───── Text segment

Mazda Furai Concept

Dark Art
March 18, 2008

This cool or what? I can't remember a more jaw-dropping car than the stunning Mazda Furai concept..

'This is a living, breathing machine, with a language that's perfectly functional'

Feel free to take the Print outs of my March's Blog. I wouldn't blame you, and neither would Laurens van den Acker. He's design overlord at Mazda, and the man who in the last two years has overseen the most eye-popping collection of concept cars since Giorgetto Giugiaro and Nuccio Bertone reached their late Seventies psychedelic zenith. The Furai is the fifth and final 'Nagare' car, an unexpected addition to van den Acker's 'natural flow' big idea. Car design doesn't get much more philosophical than this, but at heart it's actually very simple. Says Laurens, "It's really important that we create some cars that end up on an eight-year old kid's bedroom wall. People don't dream enough any more.

The first 'Nagare' car - helpfully called Nagare - appeared at the 2006 Los Angeles show, yet despite its wild appearance, it was quickly upstaged by the Ryuga, Hakaze and Taiki (the one with the 'outrider' wheels) that followed. Now the Furai's here. Mazda, purveyor of well-engineered but frequently inoffensive automotive product, has hijacked every major motor show in the last two years. "I inherited a plan that called for four concepts in a year," explains van den Acker, a worldly 42-year-old Dutchman who's fluent in six languages, "and I figured that they had to have a strong philosophy, otherwise we'd be heading off in conflicting directions. "Mazda is about the emotion of motion, so we looked at the movement of wind and water and all that sort of stuff. Then we tried to capture that in sheet metal."

'The Furai is based on a Courage C65 LMP2 chassis and uses a mid-mounted 450bhp rotary engine'

Very successfully, you'd have to say. In fact, some critics reckon that this suite of Mazda concepts has finally unlocked the idea of pure Japanese car design. Think about it: despite all those great sports cars, quirky J and K cars, and an astonishing aesthetic tradition encompassing Buddhism, Shinto, Samurai, Manga and much besides, not to mention the fact that they know how to make serious money out of manufacturing cars, deconstructing Japanese design is still like nailing jelly to a wall.

──────────
───── Data segment

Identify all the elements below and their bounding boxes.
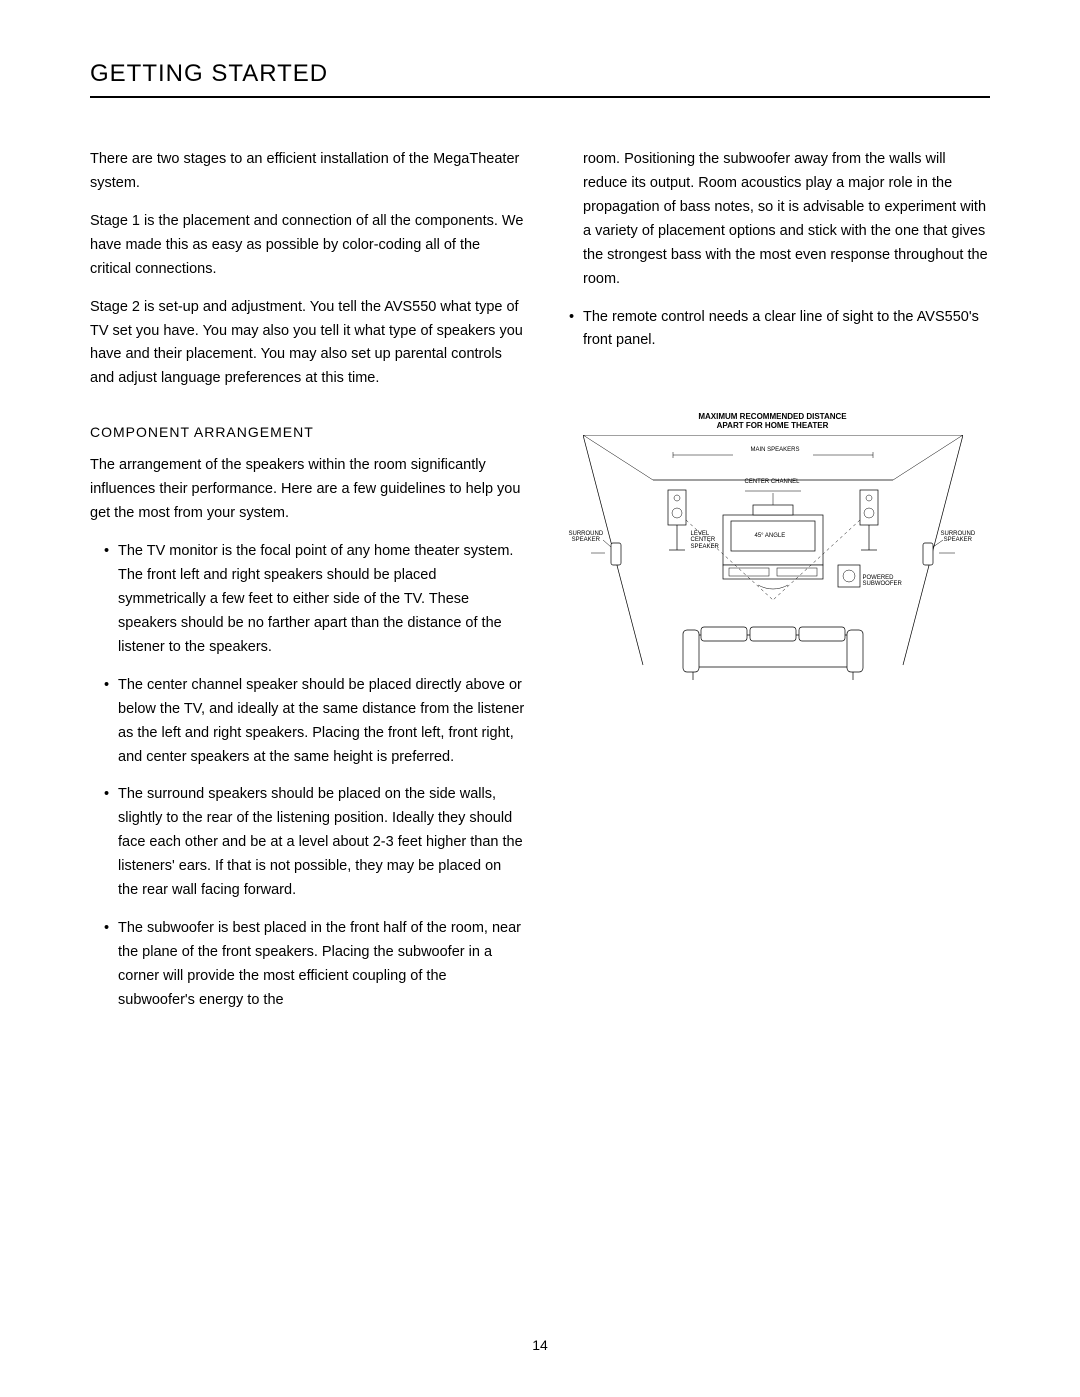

──────────

→ Directions
1. Answer these questions from the Mazda Furai article:
(a) At which show did the first Nagare car appear?
(b) What chassis is the Furai based on?
(c) In how many languages is Laurens van den Acker fluent?
2. Carry on the Mazda Furai article from the point where it stops.
The data is separate from the Mazda Furai article.

→ Responses for each task
1.
(a) The 2006 Los Angeles show.
(b) A Courage C65 LMP2 chassis.
(c) Six.

2.
It's ironic that a Dutchman managing 300-odd employees in four separate design studios across three continents should be the one successfully wielding the jelly hammer. As memorable as they all are, though, it's still tempting to write off the 'Nagare' cars as well-executed pie-in-the-sky. Van den Acker insists otherwise. And, despite being the most extreme of the lot, this is where the Furai comes in. Because it actually works.





Created under the watchful eye of Franz von Holzhausen (great names, guys) at Mazda's California studio, the Furai is actually based on a three-year-old Courage C65 LMP2 chassis (which ran competitively in the American Le Mans Series), and uses a mid-mounted 450bhp rotary engine modified to run on E100 ethanol. 'Nagare' goes racing, then, partly to promote the impossible-to-verify fact that there are apparently more Mazda and Mazda-powered racing cars in action on American circuits than any other make, partly to bring the pie back down to earth.



"We wanted to raise Mazda's profile in motorsport," von Holzhausen says, "and when we re-connected the racing angle to our design philosophy we realised that motorsport is obviously very functionally driven. If we can prove that 'Nagare' works in this most extreme environment, then we're proving how real it could become. This isn't just an art thing."
To which end, you will find footage on YouTube of the Furai lapping Laguna Seca, looking and sounding every inch the modern racing car. Furai means 'sound of wind', by the way, but it goes deeper than that.



"This is a living, breathing machine," says von Holzhausen. "You can drive it, it has a rotary engine, it says everything that Mazda stands for. But it also has this wild form language which just happens to be perfectly functional."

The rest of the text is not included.